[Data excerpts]
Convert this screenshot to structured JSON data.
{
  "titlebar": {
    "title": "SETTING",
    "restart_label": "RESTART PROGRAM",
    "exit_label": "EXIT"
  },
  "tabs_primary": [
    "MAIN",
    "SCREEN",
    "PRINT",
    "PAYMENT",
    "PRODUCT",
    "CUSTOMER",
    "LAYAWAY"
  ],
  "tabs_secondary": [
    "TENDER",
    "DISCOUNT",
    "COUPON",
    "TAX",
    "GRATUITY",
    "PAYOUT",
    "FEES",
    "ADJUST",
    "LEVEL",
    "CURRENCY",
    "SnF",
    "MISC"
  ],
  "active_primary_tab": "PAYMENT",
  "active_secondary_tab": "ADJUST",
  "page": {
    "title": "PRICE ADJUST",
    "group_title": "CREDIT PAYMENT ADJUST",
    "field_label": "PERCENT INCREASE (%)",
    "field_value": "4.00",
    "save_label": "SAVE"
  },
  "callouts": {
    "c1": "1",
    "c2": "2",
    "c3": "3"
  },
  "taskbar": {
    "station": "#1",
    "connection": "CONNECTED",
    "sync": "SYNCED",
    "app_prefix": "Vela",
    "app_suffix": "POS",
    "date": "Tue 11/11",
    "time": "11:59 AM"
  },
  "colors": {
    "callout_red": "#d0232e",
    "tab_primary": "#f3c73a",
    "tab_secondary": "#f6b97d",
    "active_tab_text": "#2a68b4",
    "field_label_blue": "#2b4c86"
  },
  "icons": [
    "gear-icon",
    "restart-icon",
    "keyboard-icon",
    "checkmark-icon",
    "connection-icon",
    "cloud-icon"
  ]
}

*Goal:*
Return every line exactly.

*Exercise result:*
Convert this screenshot to structured JSON data.
{
  "titlebar": {
    "title": "SETTING",
    "restart_label": "RESTART PROGRAM",
    "exit_label": "EXIT"
  },
  "tabs_primary": [
    "MAIN",
    "SCREEN",
    "PRINT",
    "PAYMENT",
    "PRODUCT",
    "CUSTOMER",
    "LAYAWAY"
  ],
  "tabs_secondary": [
    "TENDER",
    "DISCOUNT",
    "COUPON",
    "TAX",
    "GRATUITY",
    "PAYOUT",
    "FEES",
    "ADJUST",
    "LEVEL",
    "CURRENCY",
    "SnF",
    "MISC"
  ],
  "active_primary_tab": "PAYMENT",
  "active_secondary_tab": "ADJUST",
  "page": {
    "title": "PRICE ADJUST",
    "group_title": "CREDIT PAYMENT ADJUST",
    "field_label": "PERCENT INCREASE (%)",
    "field_value": "4.00",
    "save_label": "SAVE"
  },
  "callouts": {
    "c1": "1",
    "c2": "2",
    "c3": "3"
  },
  "taskbar": {
    "station": "#1",
    "connection": "CONNECTED",
    "sync": "SYNCED",
    "app_prefix": "Vela",
    "app_suffix": "POS",
    "date": "Tue 11/11",
    "time": "11:59 AM"
  },
  "colors": {
    "callout_red": "#d0232e",
    "tab_primary": "#f3c73a",
    "tab_secondary": "#f6b97d",
    "active_tab_text": "#2a68b4",
    "field_label_blue": "#2b4c86"
  },
  "icons": [
    "gear-icon",
    "restart-icon",
    "keyboard-icon",
    "checkmark-icon",
    "connection-icon",
    "cloud-icon"
  ]
}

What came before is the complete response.